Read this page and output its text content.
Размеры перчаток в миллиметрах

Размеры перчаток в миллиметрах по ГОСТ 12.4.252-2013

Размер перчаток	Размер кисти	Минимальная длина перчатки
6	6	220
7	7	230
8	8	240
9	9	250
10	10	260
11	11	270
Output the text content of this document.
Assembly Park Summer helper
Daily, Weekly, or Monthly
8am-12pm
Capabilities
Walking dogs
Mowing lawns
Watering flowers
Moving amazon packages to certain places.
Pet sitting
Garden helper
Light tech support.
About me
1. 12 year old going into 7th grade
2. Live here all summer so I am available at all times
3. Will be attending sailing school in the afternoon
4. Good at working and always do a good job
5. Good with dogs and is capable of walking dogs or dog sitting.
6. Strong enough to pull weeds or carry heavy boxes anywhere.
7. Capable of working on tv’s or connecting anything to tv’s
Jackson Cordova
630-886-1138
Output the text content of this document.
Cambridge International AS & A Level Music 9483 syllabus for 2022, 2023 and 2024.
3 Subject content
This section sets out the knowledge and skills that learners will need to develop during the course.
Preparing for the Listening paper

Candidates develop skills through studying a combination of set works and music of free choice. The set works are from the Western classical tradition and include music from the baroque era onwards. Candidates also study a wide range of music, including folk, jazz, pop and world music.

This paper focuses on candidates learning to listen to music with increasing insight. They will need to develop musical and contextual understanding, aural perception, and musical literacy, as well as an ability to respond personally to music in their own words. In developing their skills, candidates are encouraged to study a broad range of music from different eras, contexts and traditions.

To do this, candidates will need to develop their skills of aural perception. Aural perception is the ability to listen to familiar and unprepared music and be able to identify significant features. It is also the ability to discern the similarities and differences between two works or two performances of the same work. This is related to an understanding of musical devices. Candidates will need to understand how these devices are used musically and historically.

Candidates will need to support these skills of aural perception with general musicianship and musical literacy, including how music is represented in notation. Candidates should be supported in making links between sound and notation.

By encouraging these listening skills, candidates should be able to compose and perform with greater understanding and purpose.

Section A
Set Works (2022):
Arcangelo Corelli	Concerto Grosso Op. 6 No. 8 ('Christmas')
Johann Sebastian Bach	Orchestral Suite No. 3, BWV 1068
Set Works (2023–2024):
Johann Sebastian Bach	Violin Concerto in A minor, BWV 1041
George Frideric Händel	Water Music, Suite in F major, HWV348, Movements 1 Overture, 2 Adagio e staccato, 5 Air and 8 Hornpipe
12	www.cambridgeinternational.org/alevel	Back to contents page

#### [Task brief]
Reproduce each record exactly as it appears.

#### [Solved problem]
Read this page and output its text content.
Размеры перчаток в миллиметрах

Размеры перчаток в миллиметрах по ГОСТ 12.4.252-2013

Размер перчаток	Размер кисти	Минимальная длина перчатки
6	6	220
7	7	230
8	8	240
9	9	250
10	10	260
11	11	270
Output the text content of this document.
Assembly Park Summer helper
Daily, Weekly, or Monthly
8am-12pm
Capabilities
Walking dogs
Mowing lawns
Watering flowers
Moving amazon packages to certain places.
Pet sitting
Garden helper
Light tech support.
About me
1. 12 year old going into 7th grade
2. Live here all summer so I am available at all times
3. Will be attending sailing school in the afternoon
4. Good at working and always do a good job
5. Good with dogs and is capable of walking dogs or dog sitting.
6. Strong enough to pull weeds or carry heavy boxes anywhere.
7. Capable of working on tv’s or connecting anything to tv’s
Jackson Cordova
630-886-1138
Output the text content of this document.
Cambridge International AS & A Level Music 9483 syllabus for 2022, 2023 and 2024.
3 Subject content
This section sets out the knowledge and skills that learners will need to develop during the course.
Preparing for the Listening paper

Candidates develop skills through studying a combination of set works and music of free choice. The set works are from the Western classical tradition and include music from the baroque era onwards. Candidates also study a wide range of music, including folk, jazz, pop and world music.

This paper focuses on candidates learning to listen to music with increasing insight. They will need to develop musical and contextual understanding, aural perception, and musical literacy, as well as an ability to respond personally to music in their own words. In developing their skills, candidates are encouraged to study a broad range of music from different eras, contexts and traditions.

To do this, candidates will need to develop their skills of aural perception. Aural perception is the ability to listen to familiar and unprepared music and be able to identify significant features. It is also the ability to discern the similarities and differences between two works or two performances of the same work. This is related to an understanding of musical devices. Candidates will need to understand how these devices are used musically and historically.

Candidates will need to support these skills of aural perception with general musicianship and musical literacy, including how music is represented in notation. Candidates should be supported in making links between sound and notation.

By encouraging these listening skills, candidates should be able to compose and perform with greater understanding and purpose.

Section A
Set Works (2022):
Arcangelo Corelli	Concerto Grosso Op. 6 No. 8 ('Christmas')
Johann Sebastian Bach	Orchestral Suite No. 3, BWV 1068
Set Works (2023–2024):
Johann Sebastian Bach	Violin Concerto in A minor, BWV 1041
George Frideric Händel	Water Music, Suite in F major, HWV348, Movements 1 Overture, 2 Adagio e staccato, 5 Air and 8 Hornpipe
12	www.cambridgeinternational.org/alevel	Back to contents page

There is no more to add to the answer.